> [WRITTEN INSTRUCTION]: Gather every line of the entries that includes the word "title".

Saved entries:
_ _ _ _
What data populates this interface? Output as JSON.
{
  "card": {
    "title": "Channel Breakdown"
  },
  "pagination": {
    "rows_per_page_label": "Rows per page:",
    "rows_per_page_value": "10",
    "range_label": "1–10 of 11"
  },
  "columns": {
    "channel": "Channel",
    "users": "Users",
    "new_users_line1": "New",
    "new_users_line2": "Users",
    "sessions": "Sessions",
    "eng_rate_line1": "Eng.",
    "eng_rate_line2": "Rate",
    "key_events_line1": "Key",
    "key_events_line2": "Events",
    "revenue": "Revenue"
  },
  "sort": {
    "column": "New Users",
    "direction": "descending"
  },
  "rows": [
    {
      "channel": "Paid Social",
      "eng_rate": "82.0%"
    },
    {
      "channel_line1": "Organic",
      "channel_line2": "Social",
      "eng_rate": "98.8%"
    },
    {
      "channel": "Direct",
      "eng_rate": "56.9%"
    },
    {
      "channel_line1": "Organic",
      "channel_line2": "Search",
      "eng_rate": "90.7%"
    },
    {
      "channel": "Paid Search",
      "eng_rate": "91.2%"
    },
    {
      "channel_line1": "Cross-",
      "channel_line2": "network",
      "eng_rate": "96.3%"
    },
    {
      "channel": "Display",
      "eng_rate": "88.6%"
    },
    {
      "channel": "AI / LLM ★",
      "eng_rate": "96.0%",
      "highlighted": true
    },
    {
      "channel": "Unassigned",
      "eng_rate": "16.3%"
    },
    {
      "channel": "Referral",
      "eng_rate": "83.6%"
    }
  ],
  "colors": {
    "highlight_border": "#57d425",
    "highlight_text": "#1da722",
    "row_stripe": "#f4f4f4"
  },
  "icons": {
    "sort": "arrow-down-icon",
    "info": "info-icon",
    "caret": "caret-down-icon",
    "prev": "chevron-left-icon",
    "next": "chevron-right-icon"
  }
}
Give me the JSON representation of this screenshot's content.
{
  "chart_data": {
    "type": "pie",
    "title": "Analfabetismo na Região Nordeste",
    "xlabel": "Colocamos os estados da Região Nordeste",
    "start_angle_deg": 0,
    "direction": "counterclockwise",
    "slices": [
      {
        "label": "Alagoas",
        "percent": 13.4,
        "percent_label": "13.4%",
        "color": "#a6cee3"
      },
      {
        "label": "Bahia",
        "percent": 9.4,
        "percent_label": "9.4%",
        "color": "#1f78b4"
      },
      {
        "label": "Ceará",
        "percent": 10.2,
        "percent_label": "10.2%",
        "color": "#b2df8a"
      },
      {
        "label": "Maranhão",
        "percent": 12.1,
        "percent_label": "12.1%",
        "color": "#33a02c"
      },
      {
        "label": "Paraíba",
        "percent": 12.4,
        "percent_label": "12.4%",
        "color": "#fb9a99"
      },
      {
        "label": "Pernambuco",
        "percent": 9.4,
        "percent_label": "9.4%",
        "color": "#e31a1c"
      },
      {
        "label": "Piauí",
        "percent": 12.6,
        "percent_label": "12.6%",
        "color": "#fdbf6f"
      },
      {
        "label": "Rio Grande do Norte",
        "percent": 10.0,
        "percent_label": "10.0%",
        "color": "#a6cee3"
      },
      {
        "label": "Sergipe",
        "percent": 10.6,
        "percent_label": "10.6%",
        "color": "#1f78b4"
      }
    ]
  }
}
_ _ _ _
> [OUTPUT BELOW]:
    "title": "Channel Breakdown"
    "title": "Analfabetismo na Região Nordeste",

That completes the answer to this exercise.